◆ What to work on ◆
Copy out the lines that have "avatar" in them.

◆ Items ◆
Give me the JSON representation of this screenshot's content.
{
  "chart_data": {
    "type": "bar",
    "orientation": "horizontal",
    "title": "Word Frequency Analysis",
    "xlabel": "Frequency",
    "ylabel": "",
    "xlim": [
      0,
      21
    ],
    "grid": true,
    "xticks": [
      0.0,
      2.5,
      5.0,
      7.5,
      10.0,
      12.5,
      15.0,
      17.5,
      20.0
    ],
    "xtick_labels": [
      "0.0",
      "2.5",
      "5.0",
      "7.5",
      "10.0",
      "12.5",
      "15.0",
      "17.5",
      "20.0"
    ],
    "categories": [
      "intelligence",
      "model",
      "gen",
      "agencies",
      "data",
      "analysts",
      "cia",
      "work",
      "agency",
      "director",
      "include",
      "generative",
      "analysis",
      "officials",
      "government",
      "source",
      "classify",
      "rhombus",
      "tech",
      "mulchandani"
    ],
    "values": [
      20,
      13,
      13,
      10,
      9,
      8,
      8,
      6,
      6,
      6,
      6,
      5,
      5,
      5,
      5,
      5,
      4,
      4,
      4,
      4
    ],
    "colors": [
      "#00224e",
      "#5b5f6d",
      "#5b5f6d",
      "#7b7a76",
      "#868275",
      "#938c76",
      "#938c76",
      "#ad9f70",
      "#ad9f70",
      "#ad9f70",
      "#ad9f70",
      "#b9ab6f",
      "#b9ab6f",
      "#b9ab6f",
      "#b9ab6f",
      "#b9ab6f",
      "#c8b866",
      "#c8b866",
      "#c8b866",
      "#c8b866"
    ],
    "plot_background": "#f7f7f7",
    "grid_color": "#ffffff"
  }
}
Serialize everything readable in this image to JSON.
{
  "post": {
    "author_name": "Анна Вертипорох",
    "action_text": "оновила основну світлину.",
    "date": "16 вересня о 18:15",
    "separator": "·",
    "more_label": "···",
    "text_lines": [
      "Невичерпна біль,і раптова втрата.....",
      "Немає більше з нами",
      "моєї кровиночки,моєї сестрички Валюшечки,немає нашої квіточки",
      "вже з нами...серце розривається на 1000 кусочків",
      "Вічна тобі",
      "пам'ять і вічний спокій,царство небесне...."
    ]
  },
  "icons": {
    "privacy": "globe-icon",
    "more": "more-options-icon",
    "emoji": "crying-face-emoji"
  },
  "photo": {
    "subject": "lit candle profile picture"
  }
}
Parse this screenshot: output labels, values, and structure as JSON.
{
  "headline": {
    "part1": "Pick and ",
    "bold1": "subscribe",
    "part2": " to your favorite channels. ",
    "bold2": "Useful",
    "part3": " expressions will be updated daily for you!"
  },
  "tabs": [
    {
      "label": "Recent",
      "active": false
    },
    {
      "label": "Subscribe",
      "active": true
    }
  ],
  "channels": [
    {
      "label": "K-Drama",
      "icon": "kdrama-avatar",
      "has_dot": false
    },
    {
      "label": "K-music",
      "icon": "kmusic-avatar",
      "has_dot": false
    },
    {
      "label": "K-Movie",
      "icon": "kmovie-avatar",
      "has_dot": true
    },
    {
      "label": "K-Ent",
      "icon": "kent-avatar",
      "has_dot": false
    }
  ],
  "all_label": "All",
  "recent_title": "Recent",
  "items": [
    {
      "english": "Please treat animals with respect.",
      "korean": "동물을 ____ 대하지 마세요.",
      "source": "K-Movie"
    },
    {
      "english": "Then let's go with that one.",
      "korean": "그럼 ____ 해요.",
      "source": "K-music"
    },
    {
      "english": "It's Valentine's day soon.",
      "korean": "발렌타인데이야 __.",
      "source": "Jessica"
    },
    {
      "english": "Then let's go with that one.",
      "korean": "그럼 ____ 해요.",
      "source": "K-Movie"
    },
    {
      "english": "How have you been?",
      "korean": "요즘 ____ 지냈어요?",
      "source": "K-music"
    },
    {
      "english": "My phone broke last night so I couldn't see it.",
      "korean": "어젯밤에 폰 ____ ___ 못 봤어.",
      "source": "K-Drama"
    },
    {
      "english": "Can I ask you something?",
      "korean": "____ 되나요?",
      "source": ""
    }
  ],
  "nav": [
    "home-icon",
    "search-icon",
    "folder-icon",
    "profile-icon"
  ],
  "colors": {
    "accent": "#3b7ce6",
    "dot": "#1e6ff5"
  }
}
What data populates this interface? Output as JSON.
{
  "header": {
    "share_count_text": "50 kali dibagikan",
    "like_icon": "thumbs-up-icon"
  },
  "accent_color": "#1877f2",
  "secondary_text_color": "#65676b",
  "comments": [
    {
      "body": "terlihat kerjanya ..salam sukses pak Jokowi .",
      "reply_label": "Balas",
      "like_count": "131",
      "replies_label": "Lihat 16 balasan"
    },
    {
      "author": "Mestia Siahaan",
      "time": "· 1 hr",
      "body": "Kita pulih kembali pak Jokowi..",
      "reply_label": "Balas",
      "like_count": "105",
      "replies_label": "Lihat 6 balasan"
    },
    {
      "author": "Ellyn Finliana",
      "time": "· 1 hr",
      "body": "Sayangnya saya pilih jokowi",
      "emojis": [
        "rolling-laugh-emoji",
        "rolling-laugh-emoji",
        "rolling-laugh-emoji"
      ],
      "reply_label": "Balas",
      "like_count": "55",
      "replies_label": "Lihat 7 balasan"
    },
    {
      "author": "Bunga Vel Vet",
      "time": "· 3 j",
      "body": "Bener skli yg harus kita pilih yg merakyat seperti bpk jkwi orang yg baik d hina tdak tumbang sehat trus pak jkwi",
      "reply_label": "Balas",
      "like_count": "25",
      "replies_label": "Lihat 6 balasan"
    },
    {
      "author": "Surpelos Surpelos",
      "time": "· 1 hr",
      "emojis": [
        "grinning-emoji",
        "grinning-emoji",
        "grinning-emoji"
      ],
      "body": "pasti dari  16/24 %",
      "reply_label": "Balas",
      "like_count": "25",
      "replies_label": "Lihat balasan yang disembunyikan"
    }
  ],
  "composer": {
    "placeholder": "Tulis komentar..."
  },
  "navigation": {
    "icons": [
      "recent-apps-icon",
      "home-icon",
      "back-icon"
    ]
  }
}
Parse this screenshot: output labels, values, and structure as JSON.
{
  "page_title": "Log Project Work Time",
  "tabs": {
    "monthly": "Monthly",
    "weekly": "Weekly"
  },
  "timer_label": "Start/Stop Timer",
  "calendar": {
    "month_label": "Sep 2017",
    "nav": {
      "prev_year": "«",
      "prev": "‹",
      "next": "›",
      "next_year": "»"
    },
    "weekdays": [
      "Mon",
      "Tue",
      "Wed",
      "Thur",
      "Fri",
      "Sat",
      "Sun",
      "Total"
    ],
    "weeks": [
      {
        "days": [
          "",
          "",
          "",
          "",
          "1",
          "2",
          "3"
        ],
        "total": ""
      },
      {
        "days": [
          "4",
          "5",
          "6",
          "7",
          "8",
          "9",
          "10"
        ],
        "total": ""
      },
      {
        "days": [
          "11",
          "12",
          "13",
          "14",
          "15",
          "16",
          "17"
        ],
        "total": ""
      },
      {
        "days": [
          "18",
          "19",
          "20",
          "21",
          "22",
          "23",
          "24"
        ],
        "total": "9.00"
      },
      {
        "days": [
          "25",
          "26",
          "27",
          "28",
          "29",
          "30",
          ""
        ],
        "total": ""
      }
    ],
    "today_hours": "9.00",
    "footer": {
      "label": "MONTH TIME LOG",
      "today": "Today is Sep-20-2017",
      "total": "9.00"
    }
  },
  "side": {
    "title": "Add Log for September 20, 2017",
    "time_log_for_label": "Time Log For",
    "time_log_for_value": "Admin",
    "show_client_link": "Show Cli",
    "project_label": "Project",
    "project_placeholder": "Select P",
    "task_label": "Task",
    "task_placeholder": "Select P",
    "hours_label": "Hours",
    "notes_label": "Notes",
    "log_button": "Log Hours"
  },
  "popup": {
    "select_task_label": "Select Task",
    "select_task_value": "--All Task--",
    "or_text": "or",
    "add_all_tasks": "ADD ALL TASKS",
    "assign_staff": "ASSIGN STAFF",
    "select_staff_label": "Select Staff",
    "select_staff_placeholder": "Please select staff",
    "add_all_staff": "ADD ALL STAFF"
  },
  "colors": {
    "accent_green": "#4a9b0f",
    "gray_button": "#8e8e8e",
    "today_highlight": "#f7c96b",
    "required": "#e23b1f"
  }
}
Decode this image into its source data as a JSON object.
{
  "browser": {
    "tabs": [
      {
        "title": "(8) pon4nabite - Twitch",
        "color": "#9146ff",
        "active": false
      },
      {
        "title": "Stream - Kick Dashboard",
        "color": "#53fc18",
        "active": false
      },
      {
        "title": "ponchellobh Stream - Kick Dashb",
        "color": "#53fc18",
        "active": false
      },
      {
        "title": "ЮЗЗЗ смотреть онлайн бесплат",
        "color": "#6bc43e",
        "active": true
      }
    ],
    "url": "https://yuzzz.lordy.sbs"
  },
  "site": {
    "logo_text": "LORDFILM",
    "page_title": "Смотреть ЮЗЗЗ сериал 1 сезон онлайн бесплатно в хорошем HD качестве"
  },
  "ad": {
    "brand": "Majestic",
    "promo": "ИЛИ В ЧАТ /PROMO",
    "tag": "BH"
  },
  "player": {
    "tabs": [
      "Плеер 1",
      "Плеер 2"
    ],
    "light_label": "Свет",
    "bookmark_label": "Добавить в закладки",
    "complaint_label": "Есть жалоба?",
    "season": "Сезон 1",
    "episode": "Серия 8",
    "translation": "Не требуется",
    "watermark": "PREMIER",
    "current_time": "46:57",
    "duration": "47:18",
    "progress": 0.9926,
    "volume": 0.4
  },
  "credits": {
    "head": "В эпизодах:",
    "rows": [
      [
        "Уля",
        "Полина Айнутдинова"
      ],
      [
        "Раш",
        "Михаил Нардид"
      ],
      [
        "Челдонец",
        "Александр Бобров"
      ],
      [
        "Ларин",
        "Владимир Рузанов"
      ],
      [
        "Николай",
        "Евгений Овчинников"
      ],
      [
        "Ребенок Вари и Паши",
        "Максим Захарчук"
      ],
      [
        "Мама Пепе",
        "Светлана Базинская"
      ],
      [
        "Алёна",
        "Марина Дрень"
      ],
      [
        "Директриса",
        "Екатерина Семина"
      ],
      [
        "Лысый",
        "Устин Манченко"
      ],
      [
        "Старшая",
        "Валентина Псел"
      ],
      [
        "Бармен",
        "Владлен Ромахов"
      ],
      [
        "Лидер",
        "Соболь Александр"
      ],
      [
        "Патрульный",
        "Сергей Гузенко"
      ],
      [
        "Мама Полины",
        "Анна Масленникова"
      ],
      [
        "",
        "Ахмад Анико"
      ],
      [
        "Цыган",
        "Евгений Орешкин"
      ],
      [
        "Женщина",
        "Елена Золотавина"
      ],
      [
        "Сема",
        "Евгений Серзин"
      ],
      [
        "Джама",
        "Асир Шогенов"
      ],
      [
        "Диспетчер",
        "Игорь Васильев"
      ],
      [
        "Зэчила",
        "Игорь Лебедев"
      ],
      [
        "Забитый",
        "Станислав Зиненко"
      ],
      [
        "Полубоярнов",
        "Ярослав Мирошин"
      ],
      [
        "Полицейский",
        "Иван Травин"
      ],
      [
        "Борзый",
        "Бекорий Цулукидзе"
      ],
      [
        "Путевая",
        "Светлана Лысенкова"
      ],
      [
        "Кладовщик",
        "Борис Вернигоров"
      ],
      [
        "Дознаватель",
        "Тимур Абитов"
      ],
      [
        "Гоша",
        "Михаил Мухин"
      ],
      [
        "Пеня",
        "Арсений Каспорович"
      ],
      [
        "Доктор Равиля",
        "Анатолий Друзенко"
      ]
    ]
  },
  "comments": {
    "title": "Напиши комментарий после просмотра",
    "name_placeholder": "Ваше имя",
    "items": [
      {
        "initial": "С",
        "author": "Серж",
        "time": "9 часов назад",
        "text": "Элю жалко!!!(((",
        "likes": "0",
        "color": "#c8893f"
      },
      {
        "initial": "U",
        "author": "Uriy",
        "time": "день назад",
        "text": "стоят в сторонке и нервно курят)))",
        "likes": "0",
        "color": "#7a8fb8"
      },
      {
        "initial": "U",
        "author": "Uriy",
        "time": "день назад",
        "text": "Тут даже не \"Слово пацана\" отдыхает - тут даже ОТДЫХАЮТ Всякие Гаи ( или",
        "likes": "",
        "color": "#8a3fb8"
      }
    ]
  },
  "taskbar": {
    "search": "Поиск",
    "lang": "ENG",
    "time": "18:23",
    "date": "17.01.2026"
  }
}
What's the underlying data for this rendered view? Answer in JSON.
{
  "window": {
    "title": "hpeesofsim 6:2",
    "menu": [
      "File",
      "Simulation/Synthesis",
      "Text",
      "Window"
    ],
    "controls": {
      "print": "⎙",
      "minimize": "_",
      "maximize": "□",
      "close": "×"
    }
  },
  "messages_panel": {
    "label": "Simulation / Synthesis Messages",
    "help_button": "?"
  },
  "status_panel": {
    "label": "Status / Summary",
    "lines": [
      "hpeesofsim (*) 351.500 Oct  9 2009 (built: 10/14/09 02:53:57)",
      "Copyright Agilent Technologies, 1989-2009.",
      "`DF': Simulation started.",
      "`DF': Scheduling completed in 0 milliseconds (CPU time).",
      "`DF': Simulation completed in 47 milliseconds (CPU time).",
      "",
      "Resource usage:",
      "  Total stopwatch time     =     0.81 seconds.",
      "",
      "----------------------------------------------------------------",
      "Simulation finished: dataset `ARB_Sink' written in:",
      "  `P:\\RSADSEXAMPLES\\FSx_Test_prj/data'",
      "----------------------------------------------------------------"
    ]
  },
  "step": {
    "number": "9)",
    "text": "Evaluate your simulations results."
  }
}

◆ Exercise solution ◆
      "icon": "kdrama-avatar",
      "icon": "kmusic-avatar",
      "icon": "kmovie-avatar",
      "icon": "kent-avatar",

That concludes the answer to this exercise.